:: Entries supplied ::

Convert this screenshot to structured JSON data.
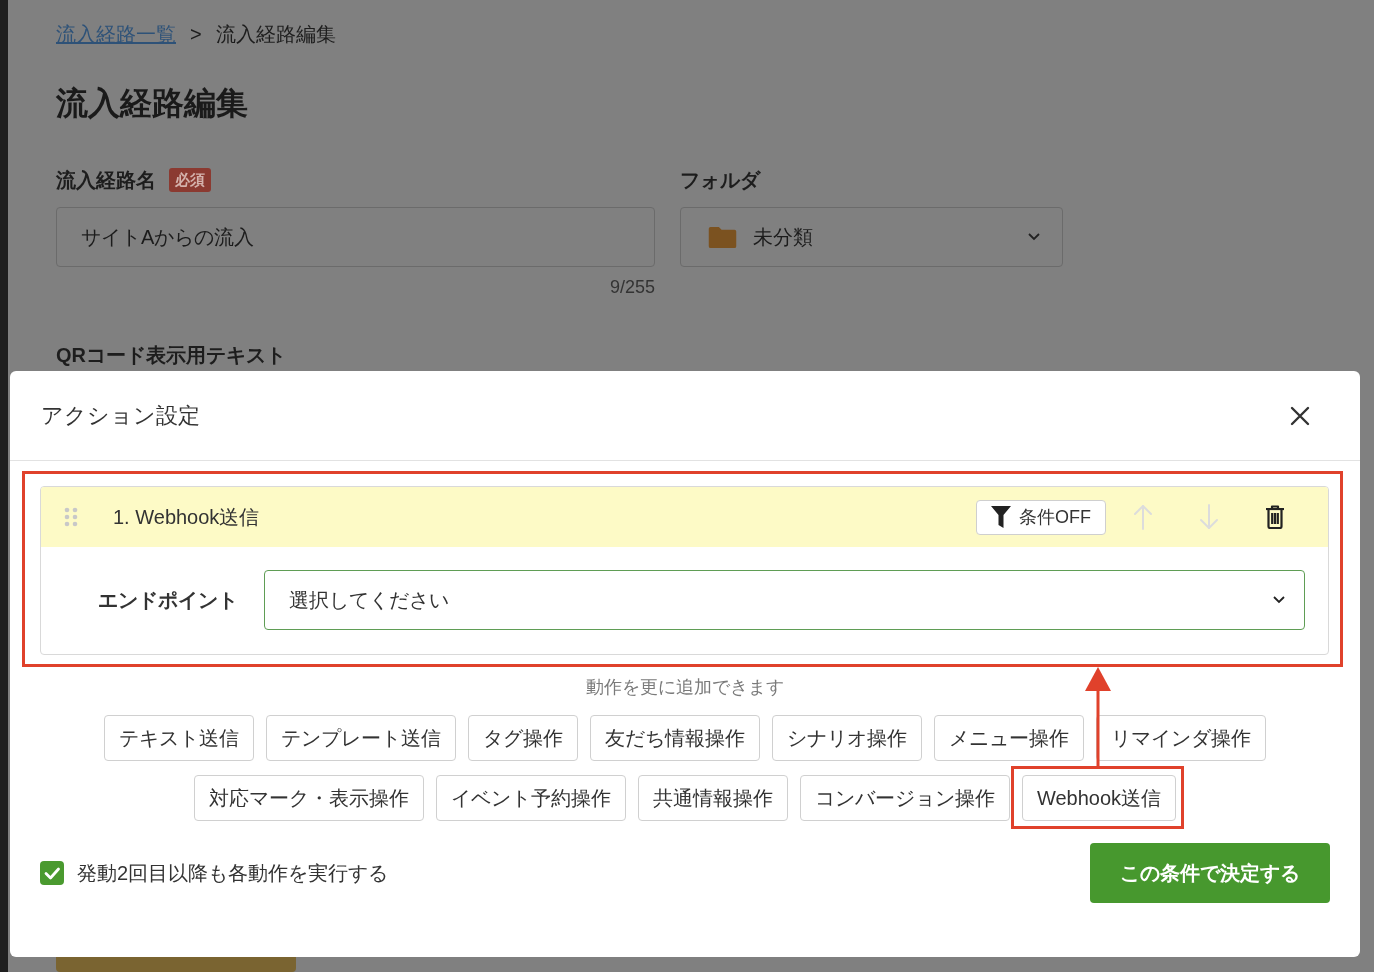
{
  "page": {
    "breadcrumb": {
      "items": [
        {
          "label": "流入経路一覧",
          "link": true
        },
        {
          "label": "流入経路編集",
          "link": false
        }
      ],
      "separator": ">"
    },
    "title": "流入経路編集",
    "name_field": {
      "label": "流入経路名",
      "badge": "必須",
      "value": "サイトAからの流入",
      "counter": "9/255"
    },
    "folder_field": {
      "label": "フォルダ",
      "value": "未分類"
    },
    "qr_text_label": "QRコード表示用テキスト"
  },
  "modal": {
    "title": "アクション設定",
    "actions": [
      {
        "title": "1. Webhook送信",
        "highlighted": true,
        "condition_button": "条件OFF",
        "up_disabled": true,
        "down_disabled": true,
        "field_label": "エンドポイント",
        "placeholder": "選択してください"
      }
    ],
    "add_hint": "動作を更に追加できます",
    "add_buttons": [
      {
        "label": "テキスト送信",
        "highlighted": false
      },
      {
        "label": "テンプレート送信",
        "highlighted": false
      },
      {
        "label": "タグ操作",
        "highlighted": false
      },
      {
        "label": "友だち情報操作",
        "highlighted": false
      },
      {
        "label": "シナリオ操作",
        "highlighted": false
      },
      {
        "label": "メニュー操作",
        "highlighted": false
      },
      {
        "label": "リマインダ操作",
        "highlighted": false
      },
      {
        "label": "対応マーク・表示操作",
        "highlighted": false
      },
      {
        "label": "イベント予約操作",
        "highlighted": false
      },
      {
        "label": "共通情報操作",
        "highlighted": false
      },
      {
        "label": "コンバージョン操作",
        "highlighted": false
      },
      {
        "label": "Webhook送信",
        "highlighted": true
      }
    ],
    "repeat_checkbox": {
      "label": "発動2回目以降も各動作を実行する",
      "checked": true
    },
    "submit": "この条件で決定する"
  }
}
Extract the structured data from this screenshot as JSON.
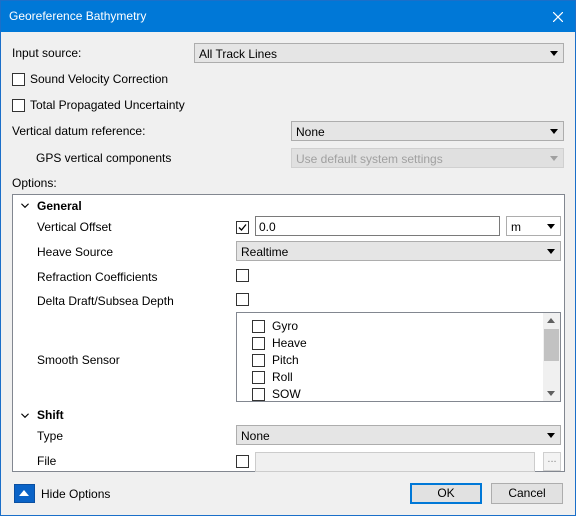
{
  "window": {
    "title": "Georeference Bathymetry"
  },
  "input_source": {
    "label": "Input source:",
    "value": "All Track Lines"
  },
  "sound_velocity": {
    "label": "Sound Velocity Correction",
    "checked": false
  },
  "tpu": {
    "label": "Total Propagated Uncertainty",
    "checked": false
  },
  "vertical_datum": {
    "label": "Vertical datum reference:",
    "value": "None"
  },
  "gps_vertical": {
    "label": "GPS vertical components",
    "value": "Use default system settings"
  },
  "options_label": "Options:",
  "general": {
    "header": "General",
    "vertical_offset": {
      "label": "Vertical Offset",
      "checked": true,
      "value": "0.0",
      "unit": "m"
    },
    "heave_source": {
      "label": "Heave Source",
      "value": "Realtime"
    },
    "refraction": {
      "label": "Refraction Coefficients",
      "checked": false
    },
    "delta_draft": {
      "label": "Delta Draft/Subsea Depth",
      "checked": false
    },
    "smooth_sensor": {
      "label": "Smooth Sensor",
      "items": [
        {
          "label": "Gyro",
          "checked": false
        },
        {
          "label": "Heave",
          "checked": false
        },
        {
          "label": "Pitch",
          "checked": false
        },
        {
          "label": "Roll",
          "checked": false
        },
        {
          "label": "SOW",
          "checked": false
        }
      ]
    }
  },
  "shift": {
    "header": "Shift",
    "type": {
      "label": "Type",
      "value": "None"
    },
    "file": {
      "label": "File",
      "checked": false,
      "value": "",
      "browse": "..."
    }
  },
  "footer": {
    "hide_options": "Hide Options",
    "ok": "OK",
    "cancel": "Cancel"
  },
  "colors": {
    "titlebar": "#0078d7",
    "accent": "#0078d7"
  }
}
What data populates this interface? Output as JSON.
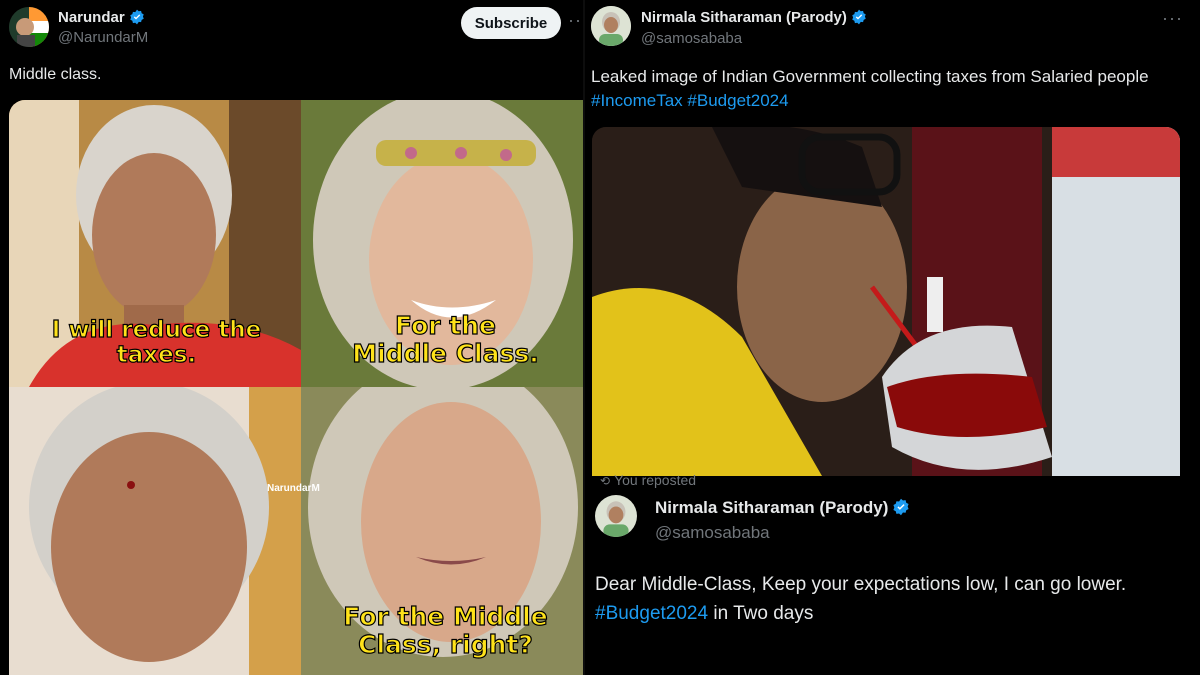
{
  "left_tweet": {
    "author_name": "Narundar",
    "author_handle": "@NarundarM",
    "subscribe_label": "Subscribe",
    "more_label": "···",
    "text": "Middle class.",
    "meme": {
      "caption_1": [
        "I will reduce the",
        "taxes."
      ],
      "caption_2": [
        "For the",
        "Middle Class."
      ],
      "caption_3": [
        "For the Middle",
        "Class, right?"
      ],
      "watermark": "NarundarM"
    }
  },
  "right_tweet": {
    "author_name": "Nirmala Sitharaman (Parody)",
    "author_handle": "@samosababa",
    "more_label": "···",
    "text": "Leaked image of Indian Government collecting taxes from Salaried people",
    "hashtags": [
      "#IncomeTax",
      "#Budget2024"
    ]
  },
  "quoted_tweet": {
    "reposted_label": "You reposted",
    "author_name": "Nirmala Sitharaman (Parody)",
    "author_handle": "@samosababa",
    "text": "Dear Middle-Class, Keep your expectations low, I can go lower.",
    "hashtag": "#Budget2024",
    "text_after": " in Two days"
  },
  "colors": {
    "background": "#000000",
    "link": "#1d9bf0",
    "verified": "#1d9bf0",
    "caption": "#ffe31a"
  }
}
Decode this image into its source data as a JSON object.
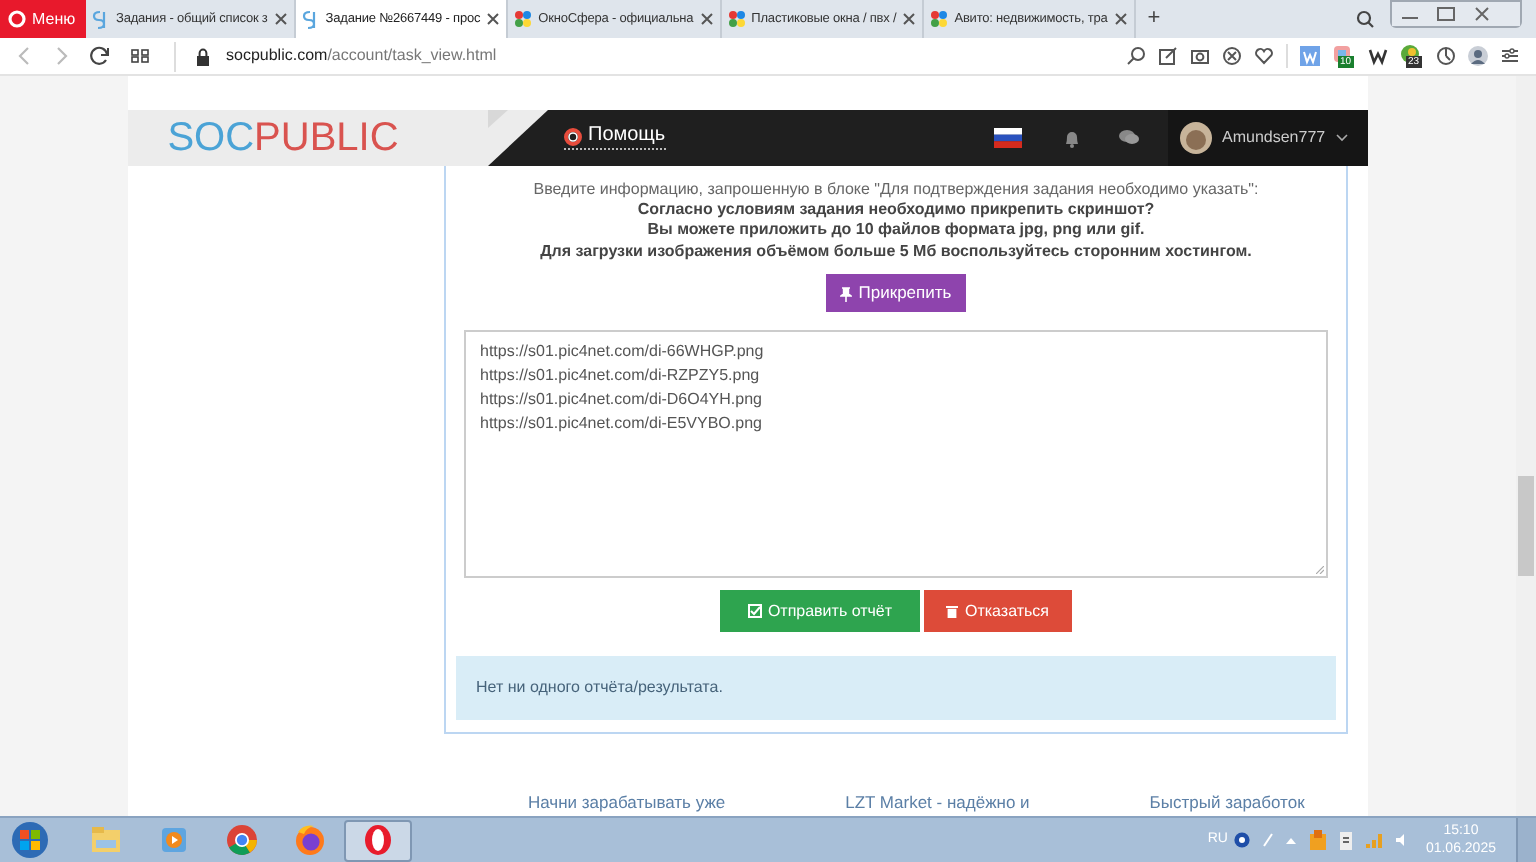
{
  "browser": {
    "menu_label": "Меню",
    "tabs": [
      {
        "title": "Задания - общий список з",
        "selected": false,
        "kind": "sp"
      },
      {
        "title": "Задание №2667449 - прос",
        "selected": true,
        "kind": "sp"
      },
      {
        "title": "ОкноСфера - официальна",
        "selected": false,
        "kind": "dots"
      },
      {
        "title": "Пластиковые окна / пвх /",
        "selected": false,
        "kind": "dots"
      },
      {
        "title": "Авито: недвижимость, тра",
        "selected": false,
        "kind": "dots"
      }
    ],
    "new_tab": "+",
    "address": {
      "domain": "socpublic.com",
      "path": "/account/task_view.html"
    },
    "extension_badges": [
      "10",
      "23"
    ]
  },
  "site_header": {
    "logo": {
      "accent_part": "SOC",
      "main_part": "PUBLIC"
    },
    "help_link": "Помощь",
    "username": "Amundsen777"
  },
  "task_card": {
    "intro": "Введите информацию, запрошенную в блоке \"Для подтверждения задания необходимо указать\":",
    "notes": [
      "Согласно условиям задания необходимо прикрепить скриншот?",
      "Вы можете приложить до 10 файлов формата jpg, png или gif.",
      "Для загрузки изображения объёмом больше 5 Мб воспользуйтесь сторонним хостингом."
    ],
    "attach_button": "Прикрепить",
    "answer_lines": [
      "https://s01.pic4net.com/di-66WHGP.png",
      "https://s01.pic4net.com/di-RZPZY5.png",
      "https://s01.pic4net.com/di-D6O4YH.png",
      "https://s01.pic4net.com/di-E5VYBO.png"
    ],
    "buttons": [
      {
        "label": "Отправить отчёт",
        "kind": "submit"
      },
      {
        "label": "Отказаться",
        "kind": "refuse"
      }
    ],
    "info_message": "Нет ни одного отчёта/результата."
  },
  "footer_links": [
    "Начни зарабатывать уже",
    "LZT Market - надёжно и",
    "Быстрый заработок"
  ],
  "taskbar": {
    "apps": [
      {
        "kind": "folder",
        "selected": false
      },
      {
        "kind": "media",
        "selected": false
      },
      {
        "kind": "chrome",
        "selected": false
      },
      {
        "kind": "firefox",
        "selected": false
      },
      {
        "kind": "opera",
        "selected": true
      }
    ],
    "language": "RU",
    "time": "15:10",
    "date": "01.06.2025"
  }
}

:::

(Direction) Transcribe every record above exactly as written, leaving out any pictures.

(Finished answer)
Convert this screenshot to structured JSON data.
{
  "page": {
    "breadcrumb": {
      "items": [
        {
          "label": "流入経路一覧",
          "link": true
        },
        {
          "label": "流入経路編集",
          "link": false
        }
      ],
      "separator": ">"
    },
    "title": "流入経路編集",
    "name_field": {
      "label": "流入経路名",
      "badge": "必須",
      "value": "サイトAからの流入",
      "counter": "9/255"
    },
    "folder_field": {
      "label": "フォルダ",
      "value": "未分類"
    },
    "qr_text_label": "QRコード表示用テキスト"
  },
  "modal": {
    "title": "アクション設定",
    "actions": [
      {
        "title": "1. Webhook送信",
        "highlighted": true,
        "condition_button": "条件OFF",
        "up_disabled": true,
        "down_disabled": true,
        "field_label": "エンドポイント",
        "placeholder": "選択してください"
      }
    ],
    "add_hint": "動作を更に追加できます",
    "add_buttons": [
      {
        "label": "テキスト送信",
        "highlighted": false
      },
      {
        "label": "テンプレート送信",
        "highlighted": false
      },
      {
        "label": "タグ操作",
        "highlighted": false
      },
      {
        "label": "友だち情報操作",
        "highlighted": false
      },
      {
        "label": "シナリオ操作",
        "highlighted": false
      },
      {
        "label": "メニュー操作",
        "highlighted": false
      },
      {
        "label": "リマインダ操作",
        "highlighted": false
      },
      {
        "label": "対応マーク・表示操作",
        "highlighted": false
      },
      {
        "label": "イベント予約操作",
        "highlighted": false
      },
      {
        "label": "共通情報操作",
        "highlighted": false
      },
      {
        "label": "コンバージョン操作",
        "highlighted": false
      },
      {
        "label": "Webhook送信",
        "highlighted": true
      }
    ],
    "repeat_checkbox": {
      "label": "発動2回目以降も各動作を実行する",
      "checked": true
    },
    "submit": "この条件で決定する"
  }
}
Extract the structured data from this screenshot as JSON.
{
  "window": {
    "title": "Georeference Bathymetry"
  },
  "input_source": {
    "label": "Input source:",
    "value": "All Track Lines"
  },
  "sound_velocity": {
    "label": "Sound Velocity Correction",
    "checked": false
  },
  "tpu": {
    "label": "Total Propagated Uncertainty",
    "checked": false
  },
  "vertical_datum": {
    "label": "Vertical datum reference:",
    "value": "None"
  },
  "gps_vertical": {
    "label": "GPS vertical components",
    "value": "Use default system settings"
  },
  "options_label": "Options:",
  "general": {
    "header": "General",
    "vertical_offset": {
      "label": "Vertical Offset",
      "checked": true,
      "value": "0.0",
      "unit": "m"
    },
    "heave_source": {
      "label": "Heave Source",
      "value": "Realtime"
    },
    "refraction": {
      "label": "Refraction Coefficients",
      "checked": false
    },
    "delta_draft": {
      "label": "Delta Draft/Subsea Depth",
      "checked": false
    },
    "smooth_sensor": {
      "label": "Smooth Sensor",
      "items": [
        {
          "label": "Gyro",
          "checked": false
        },
        {
          "label": "Heave",
          "checked": false
        },
        {
          "label": "Pitch",
          "checked": false
        },
        {
          "label": "Roll",
          "checked": false
        },
        {
          "label": "SOW",
          "checked": false
        }
      ]
    }
  },
  "shift": {
    "header": "Shift",
    "type": {
      "label": "Type",
      "value": "None"
    },
    "file": {
      "label": "File",
      "checked": false,
      "value": "",
      "browse": "..."
    }
  },
  "footer": {
    "hide_options": "Hide Options",
    "ok": "OK",
    "cancel": "Cancel"
  },
  "colors": {
    "titlebar": "#0078d7",
    "accent": "#0078d7"
  }
}
What data populates this interface? Output as JSON.
{
  "left_tweet": {
    "author_name": "Narundar",
    "author_handle": "@NarundarM",
    "subscribe_label": "Subscribe",
    "more_label": "···",
    "text": "Middle class.",
    "meme": {
      "caption_1": [
        "I will reduce the",
        "taxes."
      ],
      "caption_2": [
        "For the",
        "Middle Class."
      ],
      "caption_3": [
        "For the Middle",
        "Class, right?"
      ],
      "watermark": "NarundarM"
    }
  },
  "right_tweet": {
    "author_name": "Nirmala Sitharaman (Parody)",
    "author_handle": "@samosababa",
    "more_label": "···",
    "text": "Leaked image of Indian Government collecting taxes from Salaried people",
    "hashtags": [
      "#IncomeTax",
      "#Budget2024"
    ]
  },
  "quoted_tweet": {
    "reposted_label": "You reposted",
    "author_name": "Nirmala Sitharaman (Parody)",
    "author_handle": "@samosababa",
    "text": "Dear Middle-Class, Keep your expectations low, I can go lower.",
    "hashtag": "#Budget2024",
    "text_after": " in Two days"
  },
  "colors": {
    "background": "#000000",
    "link": "#1d9bf0",
    "verified": "#1d9bf0",
    "caption": "#ffe31a"
  }
}
Decode this image into its source data as a JSON object.
{
  "browser": {
    "menu_label": "Меню",
    "tabs": [
      {
        "title": "Задания - общий список з",
        "selected": false,
        "kind": "sp"
      },
      {
        "title": "Задание №2667449 - прос",
        "selected": true,
        "kind": "sp"
      },
      {
        "title": "ОкноСфера - официальна",
        "selected": false,
        "kind": "dots"
      },
      {
        "title": "Пластиковые окна / пвх /",
        "selected": false,
        "kind": "dots"
      },
      {
        "title": "Авито: недвижимость, тра",
        "selected": false,
        "kind": "dots"
      }
    ],
    "new_tab": "+",
    "address": {
      "domain": "socpublic.com",
      "path": "/account/task_view.html"
    },
    "extension_badges": [
      "10",
      "23"
    ]
  },
  "site_header": {
    "logo": {
      "accent_part": "SOC",
      "main_part": "PUBLIC"
    },
    "help_link": "Помощь",
    "username": "Amundsen777"
  },
  "task_card": {
    "intro": "Введите информацию, запрошенную в блоке \"Для подтверждения задания необходимо указать\":",
    "notes": [
      "Согласно условиям задания необходимо прикрепить скриншот?",
      "Вы можете приложить до 10 файлов формата jpg, png или gif.",
      "Для загрузки изображения объёмом больше 5 Мб воспользуйтесь сторонним хостингом."
    ],
    "attach_button": "Прикрепить",
    "answer_lines": [
      "https://s01.pic4net.com/di-66WHGP.png",
      "https://s01.pic4net.com/di-RZPZY5.png",
      "https://s01.pic4net.com/di-D6O4YH.png",
      "https://s01.pic4net.com/di-E5VYBO.png"
    ],
    "buttons": [
      {
        "label": "Отправить отчёт",
        "kind": "submit"
      },
      {
        "label": "Отказаться",
        "kind": "refuse"
      }
    ],
    "info_message": "Нет ни одного отчёта/результата."
  },
  "footer_links": [
    "Начни зарабатывать уже",
    "LZT Market - надёжно и",
    "Быстрый заработок"
  ],
  "taskbar": {
    "apps": [
      {
        "kind": "folder",
        "selected": false
      },
      {
        "kind": "media",
        "selected": false
      },
      {
        "kind": "chrome",
        "selected": false
      },
      {
        "kind": "firefox",
        "selected": false
      },
      {
        "kind": "opera",
        "selected": true
      }
    ],
    "language": "RU",
    "time": "15:10",
    "date": "01.06.2025"
  }
}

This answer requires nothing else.